## EXTRACTED RECORDS
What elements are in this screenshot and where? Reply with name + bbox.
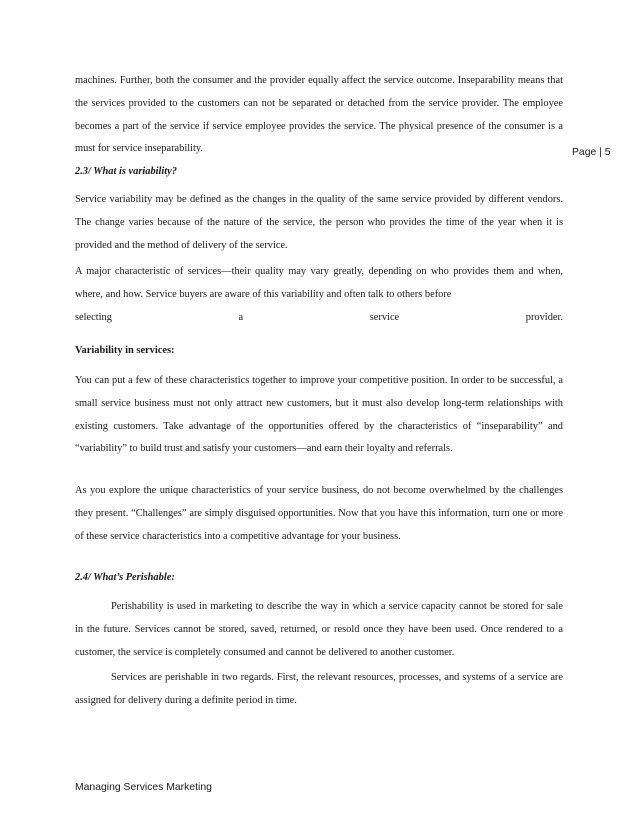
paragraph-text: A major characteristic of services—their quality may vary greatly, depending on who provides them and when, where, and how. Service buyers are aware of this variability and often talk to others before bbox=[75, 266, 563, 300]
paragraph-last-line bbox=[75, 307, 563, 330]
paragraph-variability-characteristic bbox=[75, 261, 563, 329]
heading-variability bbox=[75, 161, 563, 184]
paragraph-text: Service variability may be defined as the changes in the quality of the same service provided by different vendors. The change varies because of the nature of the service, the person who provides the time of the year when it is provided and the method of delivery of the service. bbox=[75, 194, 563, 251]
page-footer: Managing Services Marketing bbox=[75, 782, 212, 793]
paragraph-perishable-regards bbox=[75, 667, 563, 713]
word: selecting bbox=[75, 311, 112, 323]
paragraph-inseparability bbox=[75, 70, 563, 161]
paragraph-text: Services are perishable in two regards. First, the relevant resources, processes, and systems of a service are assigned for delivery during a definite period in time. bbox=[75, 672, 563, 706]
paragraph-text: machines. Further, both the consumer and the provider equally affect the service outcome. Inseparability means that the services provided to the customers can not be separated or detached from the service provider. The employee becomes a part of the service if service employee provides the service. The physical presence of the consumer is a must for service inseparability. bbox=[75, 75, 563, 155]
section-heading: 2.4/ What’s Perishable: bbox=[75, 572, 175, 583]
section-heading: 2.3/ What is variability? bbox=[75, 166, 177, 177]
section-heading: Variability in services: bbox=[75, 345, 175, 356]
paragraph-variability-definition bbox=[75, 189, 563, 257]
heading-variability-in-services bbox=[75, 340, 563, 363]
word: service bbox=[369, 311, 400, 323]
page-number: Page | 5 bbox=[572, 147, 611, 158]
paragraph-text: You can put a few of these characteristics together to improve your competitive position. In order to be successful, a small service business must not only attract new customers, but it must also develop long-term relationships with existing customers. Take advantage of the opportunities offered by the characteristics of “inseparability” and “variability” to build trust and satisfy your customers—and earn their loyalty and referrals. bbox=[75, 375, 563, 455]
word: provider. bbox=[525, 311, 563, 323]
paragraph-perishability bbox=[75, 596, 563, 664]
paragraph-competitive-position bbox=[75, 370, 563, 461]
heading-perishable bbox=[75, 567, 563, 590]
paragraph-text: Perishability is used in marketing to describe the way in which a service capacity cannot be stored for sale in the future. Services cannot be stored, saved, returned, or resold once they have been used. Once rendered to a customer, the service is completely consumed and cannot be delivered to another customer. bbox=[75, 601, 563, 658]
paragraph-challenges bbox=[75, 480, 563, 548]
paragraph-text: As you explore the unique characteristics of your service business, do not become overwhelmed by the challenges they present. “Challenges” are simply disguised opportunities. Now that you have this information, turn one or more of these service characteristics into a competitive advantage for your business. bbox=[75, 485, 563, 542]
word: a bbox=[238, 311, 244, 323]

## TASK BRIEF
Retype the items from the line containing "paragraph-text: A major" up to and including the line containing "heading-variability bbox=[75, 161, 563, 184]", matching each character.

## SOLVED EXERCISE
paragraph-text: A major characteristic of services—their quality may vary greatly, depending on who provides them and when, where, and how. Service buyers are aware of this variability and often talk to others before bbox=[75, 266, 563, 300]
paragraph-last-line bbox=[75, 307, 563, 330]
paragraph-variability-characteristic bbox=[75, 261, 563, 329]
heading-variability bbox=[75, 161, 563, 184]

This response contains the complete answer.